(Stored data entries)
┌──
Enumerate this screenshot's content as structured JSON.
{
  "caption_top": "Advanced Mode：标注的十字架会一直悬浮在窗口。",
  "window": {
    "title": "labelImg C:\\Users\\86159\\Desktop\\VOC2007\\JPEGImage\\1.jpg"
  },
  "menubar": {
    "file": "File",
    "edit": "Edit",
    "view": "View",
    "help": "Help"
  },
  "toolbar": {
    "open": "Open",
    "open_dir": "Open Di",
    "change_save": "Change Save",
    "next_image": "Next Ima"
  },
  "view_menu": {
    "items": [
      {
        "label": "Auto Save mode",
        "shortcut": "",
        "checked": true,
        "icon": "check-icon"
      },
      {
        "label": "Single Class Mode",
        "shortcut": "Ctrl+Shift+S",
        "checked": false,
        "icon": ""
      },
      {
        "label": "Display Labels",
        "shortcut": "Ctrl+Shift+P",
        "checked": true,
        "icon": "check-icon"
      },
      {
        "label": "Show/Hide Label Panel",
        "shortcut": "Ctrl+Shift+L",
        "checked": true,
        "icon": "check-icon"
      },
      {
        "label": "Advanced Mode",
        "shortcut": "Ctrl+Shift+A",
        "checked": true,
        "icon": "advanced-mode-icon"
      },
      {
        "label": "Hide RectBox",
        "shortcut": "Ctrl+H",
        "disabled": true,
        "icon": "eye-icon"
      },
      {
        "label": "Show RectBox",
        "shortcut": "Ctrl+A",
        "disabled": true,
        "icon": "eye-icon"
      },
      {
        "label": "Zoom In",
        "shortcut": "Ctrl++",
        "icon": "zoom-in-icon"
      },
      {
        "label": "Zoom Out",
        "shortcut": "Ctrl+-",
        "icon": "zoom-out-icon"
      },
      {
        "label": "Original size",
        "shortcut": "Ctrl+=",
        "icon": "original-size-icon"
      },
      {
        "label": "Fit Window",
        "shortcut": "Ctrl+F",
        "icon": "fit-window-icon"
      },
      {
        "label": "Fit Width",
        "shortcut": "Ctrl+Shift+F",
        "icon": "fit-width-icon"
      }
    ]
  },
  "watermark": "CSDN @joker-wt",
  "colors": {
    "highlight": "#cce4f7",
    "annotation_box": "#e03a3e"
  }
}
└──
• GOAL OF THE EXERCISE: Please restate the data word for word, every record included.

• THE OUTPUT:
Enumerate this screenshot's content as structured JSON.
{
  "caption_top": "Advanced Mode：标注的十字架会一直悬浮在窗口。",
  "window": {
    "title": "labelImg C:\\Users\\86159\\Desktop\\VOC2007\\JPEGImage\\1.jpg"
  },
  "menubar": {
    "file": "File",
    "edit": "Edit",
    "view": "View",
    "help": "Help"
  },
  "toolbar": {
    "open": "Open",
    "open_dir": "Open Di",
    "change_save": "Change Save",
    "next_image": "Next Ima"
  },
  "view_menu": {
    "items": [
      {
        "label": "Auto Save mode",
        "shortcut": "",
        "checked": true,
        "icon": "check-icon"
      },
      {
        "label": "Single Class Mode",
        "shortcut": "Ctrl+Shift+S",
        "checked": false,
        "icon": ""
      },
      {
        "label": "Display Labels",
        "shortcut": "Ctrl+Shift+P",
        "checked": true,
        "icon": "check-icon"
      },
      {
        "label": "Show/Hide Label Panel",
        "shortcut": "Ctrl+Shift+L",
        "checked": true,
        "icon": "check-icon"
      },
      {
        "label": "Advanced Mode",
        "shortcut": "Ctrl+Shift+A",
        "checked": true,
        "icon": "advanced-mode-icon"
      },
      {
        "label": "Hide RectBox",
        "shortcut": "Ctrl+H",
        "disabled": true,
        "icon": "eye-icon"
      },
      {
        "label": "Show RectBox",
        "shortcut": "Ctrl+A",
        "disabled": true,
        "icon": "eye-icon"
      },
      {
        "label": "Zoom In",
        "shortcut": "Ctrl++",
        "icon": "zoom-in-icon"
      },
      {
        "label": "Zoom Out",
        "shortcut": "Ctrl+-",
        "icon": "zoom-out-icon"
      },
      {
        "label": "Original size",
        "shortcut": "Ctrl+=",
        "icon": "original-size-icon"
      },
      {
        "label": "Fit Window",
        "shortcut": "Ctrl+F",
        "icon": "fit-window-icon"
      },
      {
        "label": "Fit Width",
        "shortcut": "Ctrl+Shift+F",
        "icon": "fit-width-icon"
      }
    ]
  },
  "watermark": "CSDN @joker-wt",
  "colors": {
    "highlight": "#cce4f7",
    "annotation_box": "#e03a3e"
  }
}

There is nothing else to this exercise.